Fünf Mal in Serie gewann «Il Grande Torino» die Meisterschaft. Die «Granata» war zu Hause eine Macht: Sechs Jahre lang verloren die Weinroten nicht im eigenen Stadion «Filadelfia».

Und plötzlich war diese Wundermannschaft ausgelöscht. Bei einem Flugzeugabsturz ums Leben gekommen. Es war der 4. Mai 1949, als die AC Turin von einem Freundschaftsspiel aus Lissabon zurückkehrte. Die Meisterschaft in Italien war zu diesem Zeitpunkt, fünf Spieltage vor Ende, schon lange entschieden, Torino einmal mehr Meister.

Zu tief angeflogen

Das Wetter war schlecht an diesem späten Nachmittag, dichter Nebel verdeckte dem Piloten die Sicht. Das Flugzeug flog viel zu tief Turin an und zerschellte am «Superga», dem Hausberg der Stadt. 18 Spieler kamen ums Leben.

Wie traumatisch dieses Erlebnis nicht nur für die ganze Stadt war, beschreibt der Journalist Dominic Bliss eindrücklich in seinem Buch «Erbstein: The triumph and tragedy of football's forgotten pioneer»: Die Tochter des technischen Direktors Ernő Erbstein, eine Tänzerin, sass im Zug zu einem Vorsprechen in Paris, als plötzlich der ganze Bahnhof in Aufregung verfiel. Extrablätter wurden verteilt, die Nachricht über den Absturz am Superga machte die Runde. Wildfremde Menschen umarmten sich, Tränen flossen nicht nur bei der Tochter Erbsteins.

- Gegebene Anweisung A -
Benenne in den Einträgen vom Anfang bis einschließlich der Zeile mit „Point bbox=[149, 761, 172, 775]“ das Wort „FancyBboxPatch“ in „Rahmenform“ um und gib diesen Abschnitt sonst unverändert wieder.
Der Text und die Einträge stehen in keinem Zusammenhang miteinander.

- Gespeicherte Dateneinträge -
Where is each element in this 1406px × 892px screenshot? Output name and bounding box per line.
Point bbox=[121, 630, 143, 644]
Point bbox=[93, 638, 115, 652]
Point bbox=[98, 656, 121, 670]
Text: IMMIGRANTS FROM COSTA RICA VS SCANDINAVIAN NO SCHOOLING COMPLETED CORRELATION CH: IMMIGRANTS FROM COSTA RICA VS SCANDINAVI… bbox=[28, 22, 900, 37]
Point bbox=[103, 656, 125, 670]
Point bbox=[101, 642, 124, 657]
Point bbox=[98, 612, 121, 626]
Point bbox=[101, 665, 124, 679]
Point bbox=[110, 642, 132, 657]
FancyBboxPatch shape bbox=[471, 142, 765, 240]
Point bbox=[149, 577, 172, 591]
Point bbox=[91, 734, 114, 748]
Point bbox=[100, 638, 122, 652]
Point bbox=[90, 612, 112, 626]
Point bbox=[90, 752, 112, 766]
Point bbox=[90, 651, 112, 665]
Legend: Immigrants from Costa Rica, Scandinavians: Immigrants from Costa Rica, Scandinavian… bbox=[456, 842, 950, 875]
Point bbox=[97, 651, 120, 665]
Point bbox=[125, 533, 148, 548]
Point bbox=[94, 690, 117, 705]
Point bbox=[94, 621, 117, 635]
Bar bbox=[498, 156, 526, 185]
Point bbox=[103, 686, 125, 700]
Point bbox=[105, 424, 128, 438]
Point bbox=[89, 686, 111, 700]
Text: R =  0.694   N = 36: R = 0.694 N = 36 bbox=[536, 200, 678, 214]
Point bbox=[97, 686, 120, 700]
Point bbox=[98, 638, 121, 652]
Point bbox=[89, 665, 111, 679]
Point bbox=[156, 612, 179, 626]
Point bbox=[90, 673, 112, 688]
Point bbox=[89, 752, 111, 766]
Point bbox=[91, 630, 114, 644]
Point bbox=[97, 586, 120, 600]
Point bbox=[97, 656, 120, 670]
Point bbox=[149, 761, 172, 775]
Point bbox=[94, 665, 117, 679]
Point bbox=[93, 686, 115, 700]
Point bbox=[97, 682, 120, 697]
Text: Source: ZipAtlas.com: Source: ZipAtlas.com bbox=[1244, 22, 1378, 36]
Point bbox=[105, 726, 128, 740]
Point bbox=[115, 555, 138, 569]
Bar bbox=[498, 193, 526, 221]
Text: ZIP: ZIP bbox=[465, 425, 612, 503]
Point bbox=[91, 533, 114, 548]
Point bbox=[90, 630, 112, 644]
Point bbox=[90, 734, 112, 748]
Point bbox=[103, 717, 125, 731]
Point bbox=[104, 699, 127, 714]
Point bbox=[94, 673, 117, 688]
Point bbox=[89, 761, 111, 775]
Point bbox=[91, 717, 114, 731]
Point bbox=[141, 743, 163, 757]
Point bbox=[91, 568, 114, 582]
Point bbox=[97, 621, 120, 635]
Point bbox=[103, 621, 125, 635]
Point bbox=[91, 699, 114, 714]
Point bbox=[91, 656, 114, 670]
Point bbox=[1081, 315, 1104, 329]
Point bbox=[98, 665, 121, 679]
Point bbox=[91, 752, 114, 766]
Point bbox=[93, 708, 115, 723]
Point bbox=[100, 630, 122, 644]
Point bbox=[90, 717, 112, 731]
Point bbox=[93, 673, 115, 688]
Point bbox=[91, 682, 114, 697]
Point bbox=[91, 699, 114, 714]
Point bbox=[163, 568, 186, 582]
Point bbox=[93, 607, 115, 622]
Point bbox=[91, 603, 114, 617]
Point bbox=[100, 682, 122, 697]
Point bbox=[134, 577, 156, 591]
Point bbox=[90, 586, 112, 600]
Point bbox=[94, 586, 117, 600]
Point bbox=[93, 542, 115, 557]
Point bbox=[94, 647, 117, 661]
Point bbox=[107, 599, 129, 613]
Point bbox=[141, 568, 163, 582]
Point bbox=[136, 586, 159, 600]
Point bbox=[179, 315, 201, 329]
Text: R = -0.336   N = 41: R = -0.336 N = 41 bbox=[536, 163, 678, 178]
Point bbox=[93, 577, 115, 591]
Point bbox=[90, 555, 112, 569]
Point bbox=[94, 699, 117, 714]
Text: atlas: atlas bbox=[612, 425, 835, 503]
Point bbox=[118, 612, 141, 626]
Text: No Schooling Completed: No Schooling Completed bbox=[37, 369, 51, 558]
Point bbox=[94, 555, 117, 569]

- Gegebene Anweisung B -
An welchem Berg zerschellte laut dem Text über Il Grande Torino das Flugzeug?

- Vollständige Antwort A -
Where is each element in this 1406px × 892px screenshot? Output name and bounding box per line.
Point bbox=[121, 630, 143, 644]
Point bbox=[93, 638, 115, 652]
Point bbox=[98, 656, 121, 670]
Text: IMMIGRANTS FROM COSTA RICA VS SCANDINAVIAN NO SCHOOLING COMPLETED CORRELATION CH: IMMIGRANTS FROM COSTA RICA VS SCANDINAVI… bbox=[28, 22, 900, 37]
Point bbox=[103, 656, 125, 670]
Point bbox=[101, 642, 124, 657]
Point bbox=[98, 612, 121, 626]
Point bbox=[101, 665, 124, 679]
Point bbox=[110, 642, 132, 657]
Rahmenform shape bbox=[471, 142, 765, 240]
Point bbox=[149, 577, 172, 591]
Point bbox=[91, 734, 114, 748]
Point bbox=[100, 638, 122, 652]
Point bbox=[90, 612, 112, 626]
Point bbox=[90, 752, 112, 766]
Point bbox=[90, 651, 112, 665]
Legend: Immigrants from Costa Rica, Scandinavians: Immigrants from Costa Rica, Scandinavian… bbox=[456, 842, 950, 875]
Point bbox=[97, 651, 120, 665]
Point bbox=[125, 533, 148, 548]
Point bbox=[94, 690, 117, 705]
Point bbox=[94, 621, 117, 635]
Bar bbox=[498, 156, 526, 185]
Point bbox=[103, 686, 125, 700]
Point bbox=[105, 424, 128, 438]
Point bbox=[89, 686, 111, 700]
Text: R =  0.694   N = 36: R = 0.694 N = 36 bbox=[536, 200, 678, 214]
Point bbox=[97, 686, 120, 700]
Point bbox=[98, 638, 121, 652]
Point bbox=[89, 665, 111, 679]
Point bbox=[156, 612, 179, 626]
Point bbox=[90, 673, 112, 688]
Point bbox=[89, 752, 111, 766]
Point bbox=[91, 630, 114, 644]
Point bbox=[97, 586, 120, 600]
Point bbox=[97, 656, 120, 670]
Point bbox=[149, 761, 172, 775]

- Vollständige Antwort B -
Am Superga, dem Hausberg der Stadt Turin.